[Provided data]
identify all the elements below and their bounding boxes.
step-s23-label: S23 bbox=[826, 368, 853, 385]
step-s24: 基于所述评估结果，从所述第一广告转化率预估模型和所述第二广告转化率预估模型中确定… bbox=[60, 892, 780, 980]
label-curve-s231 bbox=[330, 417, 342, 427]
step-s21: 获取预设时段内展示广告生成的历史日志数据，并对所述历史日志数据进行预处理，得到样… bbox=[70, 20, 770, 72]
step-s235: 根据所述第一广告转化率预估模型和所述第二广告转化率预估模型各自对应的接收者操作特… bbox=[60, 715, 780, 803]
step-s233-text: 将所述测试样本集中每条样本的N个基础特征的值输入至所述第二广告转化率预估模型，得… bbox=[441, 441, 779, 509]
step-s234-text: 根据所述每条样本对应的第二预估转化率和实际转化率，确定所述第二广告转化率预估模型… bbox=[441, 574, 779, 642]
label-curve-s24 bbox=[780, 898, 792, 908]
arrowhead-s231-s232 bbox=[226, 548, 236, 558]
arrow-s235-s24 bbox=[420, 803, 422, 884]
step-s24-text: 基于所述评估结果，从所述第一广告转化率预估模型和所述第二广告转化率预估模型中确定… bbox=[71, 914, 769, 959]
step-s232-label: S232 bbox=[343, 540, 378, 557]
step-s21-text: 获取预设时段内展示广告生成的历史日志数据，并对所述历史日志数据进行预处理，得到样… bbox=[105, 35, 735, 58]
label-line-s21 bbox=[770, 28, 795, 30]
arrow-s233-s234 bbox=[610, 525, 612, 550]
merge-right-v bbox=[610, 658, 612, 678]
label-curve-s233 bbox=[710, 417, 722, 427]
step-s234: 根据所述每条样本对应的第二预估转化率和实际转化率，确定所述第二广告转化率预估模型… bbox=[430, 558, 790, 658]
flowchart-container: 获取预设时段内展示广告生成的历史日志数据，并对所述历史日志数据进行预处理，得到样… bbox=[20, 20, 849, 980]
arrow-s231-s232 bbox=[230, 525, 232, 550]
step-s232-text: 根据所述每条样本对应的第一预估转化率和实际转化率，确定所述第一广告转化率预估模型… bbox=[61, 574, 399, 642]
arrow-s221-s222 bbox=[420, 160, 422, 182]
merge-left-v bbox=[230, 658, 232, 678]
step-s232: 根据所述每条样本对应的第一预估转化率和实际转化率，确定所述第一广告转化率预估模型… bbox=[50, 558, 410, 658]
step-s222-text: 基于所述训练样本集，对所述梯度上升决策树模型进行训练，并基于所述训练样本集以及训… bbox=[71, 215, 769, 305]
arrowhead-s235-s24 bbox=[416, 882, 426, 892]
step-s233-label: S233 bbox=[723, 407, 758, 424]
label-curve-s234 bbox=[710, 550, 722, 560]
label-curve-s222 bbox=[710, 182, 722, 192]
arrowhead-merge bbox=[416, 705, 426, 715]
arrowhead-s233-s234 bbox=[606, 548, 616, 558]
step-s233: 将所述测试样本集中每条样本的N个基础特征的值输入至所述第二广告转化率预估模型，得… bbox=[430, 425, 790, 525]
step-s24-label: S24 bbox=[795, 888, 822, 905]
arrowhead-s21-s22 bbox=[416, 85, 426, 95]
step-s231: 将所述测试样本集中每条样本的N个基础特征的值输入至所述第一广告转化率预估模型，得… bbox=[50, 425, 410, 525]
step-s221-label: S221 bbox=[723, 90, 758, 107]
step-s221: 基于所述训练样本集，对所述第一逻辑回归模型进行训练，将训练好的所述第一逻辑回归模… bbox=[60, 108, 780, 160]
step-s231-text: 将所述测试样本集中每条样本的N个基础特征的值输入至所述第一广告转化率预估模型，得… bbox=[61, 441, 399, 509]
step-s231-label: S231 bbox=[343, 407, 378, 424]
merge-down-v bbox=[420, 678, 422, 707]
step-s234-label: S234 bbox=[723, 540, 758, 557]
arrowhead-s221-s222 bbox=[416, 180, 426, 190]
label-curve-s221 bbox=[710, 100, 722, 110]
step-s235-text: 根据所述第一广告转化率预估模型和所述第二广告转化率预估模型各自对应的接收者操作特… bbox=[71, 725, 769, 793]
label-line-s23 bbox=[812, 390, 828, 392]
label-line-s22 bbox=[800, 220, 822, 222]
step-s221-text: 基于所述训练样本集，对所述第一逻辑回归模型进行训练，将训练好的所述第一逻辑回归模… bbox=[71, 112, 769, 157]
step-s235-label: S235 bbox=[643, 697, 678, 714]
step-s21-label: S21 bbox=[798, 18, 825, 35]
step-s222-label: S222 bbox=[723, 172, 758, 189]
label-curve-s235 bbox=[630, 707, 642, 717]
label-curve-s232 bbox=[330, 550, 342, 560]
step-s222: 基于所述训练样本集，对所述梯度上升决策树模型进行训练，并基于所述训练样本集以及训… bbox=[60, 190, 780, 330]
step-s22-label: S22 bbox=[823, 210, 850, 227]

[What is being asked] Repeat the entries verbatim, starting at the first line of the entries and ending at the line that contains "441, 779, 509]".

[Full response]
identify all the elements below and their bounding boxes.
step-s23-label: S23 bbox=[826, 368, 853, 385]
step-s24: 基于所述评估结果，从所述第一广告转化率预估模型和所述第二广告转化率预估模型中确定… bbox=[60, 892, 780, 980]
label-curve-s231 bbox=[330, 417, 342, 427]
step-s21: 获取预设时段内展示广告生成的历史日志数据，并对所述历史日志数据进行预处理，得到样… bbox=[70, 20, 770, 72]
step-s235: 根据所述第一广告转化率预估模型和所述第二广告转化率预估模型各自对应的接收者操作特… bbox=[60, 715, 780, 803]
step-s233-text: 将所述测试样本集中每条样本的N个基础特征的值输入至所述第二广告转化率预估模型，得… bbox=[441, 441, 779, 509]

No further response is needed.